→ INSTRUCTIONS TO FOLLOW:
Your answer should be a single number: the count of lines that hold the word "Vegas".

→ DATA SECTION:
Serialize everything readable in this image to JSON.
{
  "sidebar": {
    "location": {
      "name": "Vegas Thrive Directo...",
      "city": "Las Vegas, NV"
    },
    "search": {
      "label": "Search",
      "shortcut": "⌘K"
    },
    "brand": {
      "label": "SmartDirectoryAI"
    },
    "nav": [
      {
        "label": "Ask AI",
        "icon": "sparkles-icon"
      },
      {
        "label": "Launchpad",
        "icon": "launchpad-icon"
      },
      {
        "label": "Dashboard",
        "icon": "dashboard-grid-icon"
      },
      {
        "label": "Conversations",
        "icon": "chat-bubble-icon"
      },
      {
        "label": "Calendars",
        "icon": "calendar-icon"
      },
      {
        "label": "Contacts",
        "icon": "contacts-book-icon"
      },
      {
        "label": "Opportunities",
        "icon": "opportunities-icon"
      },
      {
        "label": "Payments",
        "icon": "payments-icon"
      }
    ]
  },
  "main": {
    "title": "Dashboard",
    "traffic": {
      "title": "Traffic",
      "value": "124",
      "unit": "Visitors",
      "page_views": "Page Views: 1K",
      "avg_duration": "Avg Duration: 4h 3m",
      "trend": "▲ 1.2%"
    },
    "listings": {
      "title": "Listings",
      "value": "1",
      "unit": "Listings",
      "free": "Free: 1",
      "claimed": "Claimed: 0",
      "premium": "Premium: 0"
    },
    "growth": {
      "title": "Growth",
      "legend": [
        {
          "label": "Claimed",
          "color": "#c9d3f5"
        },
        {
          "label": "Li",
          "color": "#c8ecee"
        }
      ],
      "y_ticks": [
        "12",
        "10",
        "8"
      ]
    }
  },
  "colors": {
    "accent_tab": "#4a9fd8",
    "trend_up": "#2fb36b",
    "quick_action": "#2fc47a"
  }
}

→ COMPLETED TASK:
2